=== Source records ===
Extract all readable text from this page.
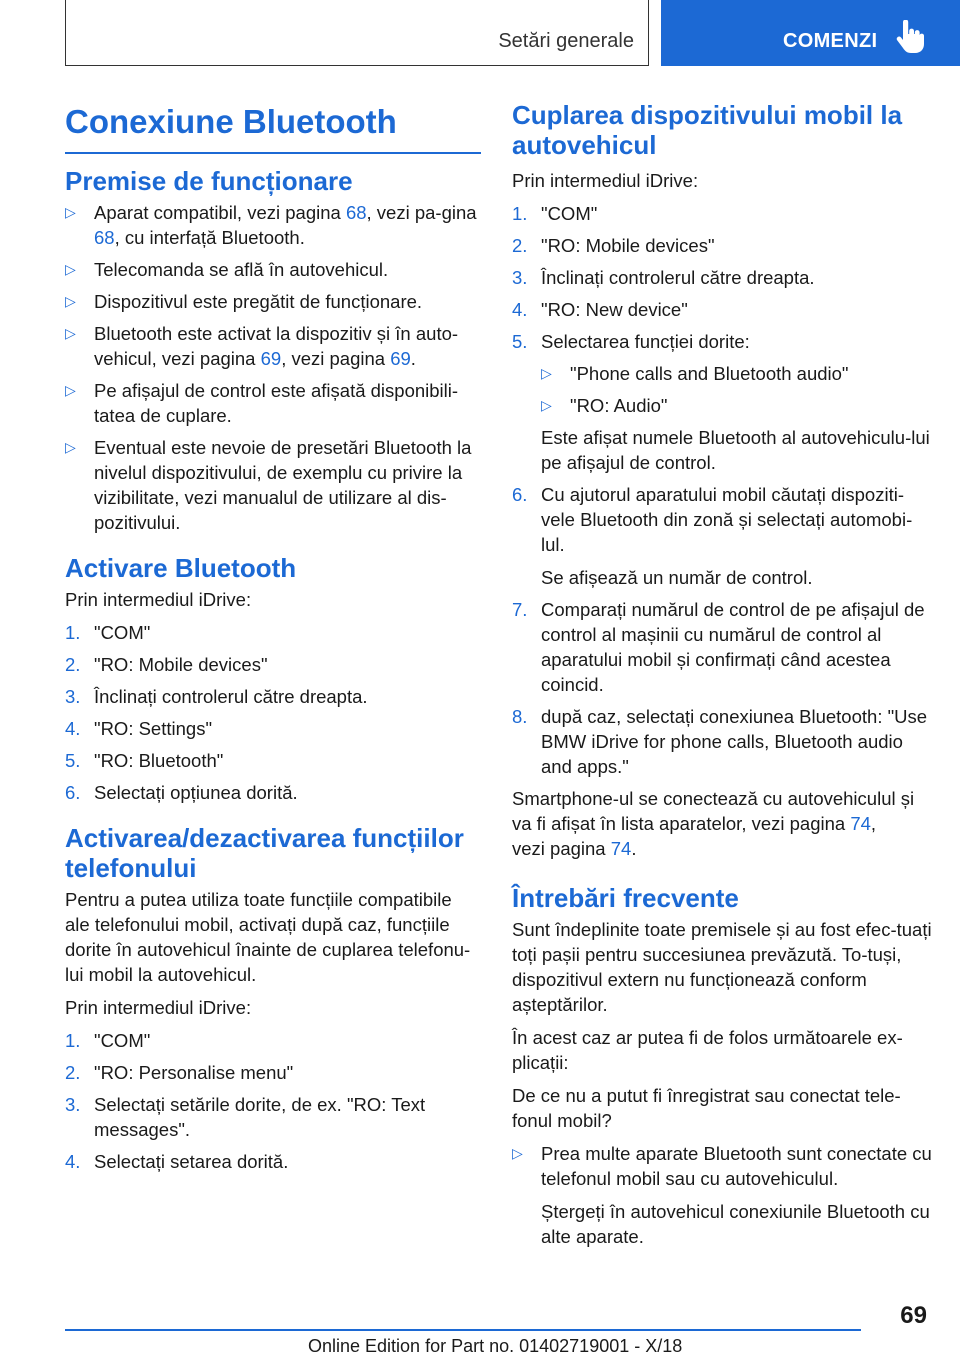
Setări generale	COMENZI
Conexiune Bluetooth
Premise de funcționare
▷ Aparat compatibil, vezi pagina 68, vezi pa-gina 68, cu interfață Bluetooth.
▷ Telecomanda se află în autovehicul.
▷ Dispozitivul este pregătit de funcționare.
▷ Bluetooth este activat la dispozitiv și în auto-vehicul, vezi pagina 69, vezi pagina 69.
▷ Pe afișajul de control este afișată disponibili-tatea de cuplare.
▷ Eventual este nevoie de presetări Bluetooth la nivelul dispozitivului, de exemplu cu privire la vizibilitate, vezi manualul de utilizare al dis-pozitivului.
Activare Bluetooth

Prin intermediul iDrive:

1. "COM"
2. "RO: Mobile devices"
3. Înclinați controlerul către dreapta.
4. "RO: Settings"
5. "RO: Bluetooth"
6. Selectați opțiunea dorită.
Activarea/dezactivarea funcțiilor telefonului

Pentru a putea utiliza toate funcțiile compatibile ale telefonului mobil, activați după caz, funcțiile dorite în autovehicul înainte de cuplarea telefonu-lui mobil la autovehicul.

Prin intermediul iDrive:

1. "COM"
2. "RO: Personalise menu"
3. Selectați setările dorite, de ex. "RO: Text messages".
4. Selectați setarea dorită.
Cuplarea dispozitivului mobil la autovehicul

Prin intermediul iDrive:

1. "COM"
2. "RO: Mobile devices"
3. Înclinați controlerul către dreapta.
4. "RO: New device"
5. Selectarea funcției dorite:
▷ "Phone calls and Bluetooth audio"
▷ "RO: Audio"
Este afișat numele Bluetooth al autovehiculu-lui pe afișajul de control.
6. Cu ajutorul aparatului mobil căutați dispoziti-vele Bluetooth din zonă și selectați automobi-lul.
Se afișează un număr de control.
7. Comparați numărul de control de pe afișajul de control al mașinii cu numărul de control al aparatului mobil și confirmați când acestea coincid.
8. după caz, selectați conexiunea Bluetooth: "Use BMW iDrive for phone calls, Bluetooth audio and apps."

Smartphone-ul se conectează cu autovehiculul și va fi afișat în lista aparatelor, vezi pagina 74,
vezi pagina 74.

Întrebări frecvente

Sunt îndeplinite toate premisele și au fost efec-tuați toți pașii pentru succesiunea prevăzută. To-tuși, dispozitivul extern nu funcționează conform așteptărilor.

În acest caz ar putea fi de folos următoarele ex-plicații:

De ce nu a putut fi înregistrat sau conectat tele-fonul mobil?

▷ Prea multe aparate Bluetooth sunt conectate cu telefonul mobil sau cu autovehiculul.
Ștergeți în autovehicul conexiunile Bluetooth cu alte aparate.
69
Online Edition for Part no. 01402719001 - X/18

=== What this task involves ===
Output all of the data exactly as it stands, minus any images.

=== Full solution ===
Extract all readable text from this page.
Setări generale	COMENZI
Conexiune Bluetooth
Premise de funcționare
▷ Aparat compatibil, vezi pagina 68, vezi pa-gina 68, cu interfață Bluetooth.
▷ Telecomanda se află în autovehicul.
▷ Dispozitivul este pregătit de funcționare.
▷ Bluetooth este activat la dispozitiv și în auto-vehicul, vezi pagina 69, vezi pagina 69.
▷ Pe afișajul de control este afișată disponibili-tatea de cuplare.
▷ Eventual este nevoie de presetări Bluetooth la nivelul dispozitivului, de exemplu cu privire la vizibilitate, vezi manualul de utilizare al dis-pozitivului.
Activare Bluetooth

Prin intermediul iDrive:

1. "COM"
2. "RO: Mobile devices"
3. Înclinați controlerul către dreapta.
4. "RO: Settings"
5. "RO: Bluetooth"
6. Selectați opțiunea dorită.
Activarea/dezactivarea funcțiilor telefonului

Pentru a putea utiliza toate funcțiile compatibile ale telefonului mobil, activați după caz, funcțiile dorite în autovehicul înainte de cuplarea telefonu-lui mobil la autovehicul.

Prin intermediul iDrive:

1. "COM"
2. "RO: Personalise menu"
3. Selectați setările dorite, de ex. "RO: Text messages".
4. Selectați setarea dorită.
Cuplarea dispozitivului mobil la autovehicul

Prin intermediul iDrive:

1. "COM"
2. "RO: Mobile devices"
3. Înclinați controlerul către dreapta.
4. "RO: New device"
5. Selectarea funcției dorite:
▷ "Phone calls and Bluetooth audio"
▷ "RO: Audio"
Este afișat numele Bluetooth al autovehiculu-lui pe afișajul de control.
6. Cu ajutorul aparatului mobil căutați dispoziti-vele Bluetooth din zonă și selectați automobi-lul.
Se afișează un număr de control.
7. Comparați numărul de control de pe afișajul de control al mașinii cu numărul de control al aparatului mobil și confirmați când acestea coincid.
8. după caz, selectați conexiunea Bluetooth: "Use BMW iDrive for phone calls, Bluetooth audio and apps."

Smartphone-ul se conectează cu autovehiculul și va fi afișat în lista aparatelor, vezi pagina 74,
vezi pagina 74.

Întrebări frecvente

Sunt îndeplinite toate premisele și au fost efec-tuați toți pașii pentru succesiunea prevăzută. To-tuși, dispozitivul extern nu funcționează conform așteptărilor.

În acest caz ar putea fi de folos următoarele ex-plicații:

De ce nu a putut fi înregistrat sau conectat tele-fonul mobil?

▷ Prea multe aparate Bluetooth sunt conectate cu telefonul mobil sau cu autovehiculul.
Ștergeți în autovehicul conexiunile Bluetooth cu alte aparate.
69
Online Edition for Part no. 01402719001 - X/18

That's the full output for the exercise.